_Sayfa Alıntısı_
---*---

Abaküs Yazılım
22. Hukuk Dairesi
Esas No: 2013/1957
Karar No: 2013/3362

Yargıtay 22. Hukuk Dairesi 2013/1957 Esas 2013/3362 Karar Sayılı İlamı

22. Hukuk Dairesi         2013/1957 E.  ,  2013/3362 K.

    "İçtihat Metni"


    MAHKEMESİ :İş Mahkemesi
    AVUKAT ...

    DAVA : Davacı, feshin geçersizliğine ve işe iadesine karar verilmesini istemiştir.
    Mahkeme, isteği kısmen hüküm altına almıştır.
    Hüküm süresi içinde taraflar avukatlarınca temyiz edilmiş olmakla, dava dosyası için Tetkik Hakimi ... tarafından düzenlenen rapor dinlendikten sonra dosya incelendi, gereği konuşulup düşünüldü:

    Y A R G I T A Y K A R A R I

    Davacı vekili, müvekkili işçinin, iş sözleşmesinin davalı işverence geçerli ve haklı bir neden olmadan feshedildiğini ileri sürerek feshin geçersizliği ile işe iadesine karar verilmesi, buna bağlı işe başlatmama tazminatı ile boşta geçen dört aylık ücret ve diğer haklarının belirlenmesi isteğinde bulunmuştur.

---*---

_Verilen Bilgiler_
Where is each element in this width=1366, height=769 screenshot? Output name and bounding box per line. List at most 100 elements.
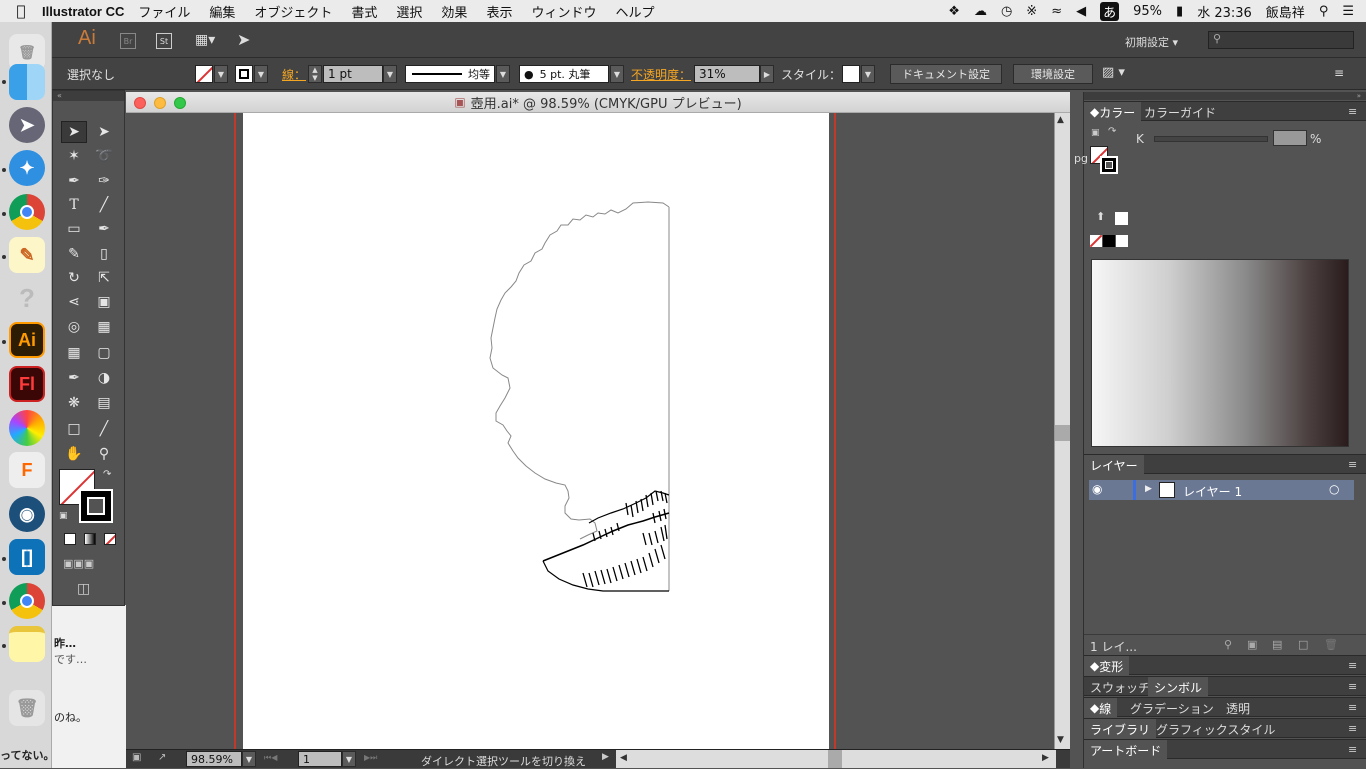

---*---

_Kısa Görev_
Sayfa alıntısında "Y A R G I T" sözcüklerini içeren yerden başlayıp "belirlenmesi isteğinde bulunmuştur." ile biten bölümü, "müvekkili" yerine "vekil edeni" koyarak yeniden yazın.

_Görev Yanıtı_
Y A R G I T A Y K A R A R I

    Davacı vekili, vekil edeni işçinin, iş sözleşmesinin davalı işverence geçerli ve haklı bir neden olmadan feshedildiğini ileri sürerek feshin geçersizliği ile işe iadesine karar verilmesi, buna bağlı işe başlatmama tazminatı ile boşta geçen dört aylık ücret ve diğer haklarının belirlenmesi isteğinde bulunmuştur.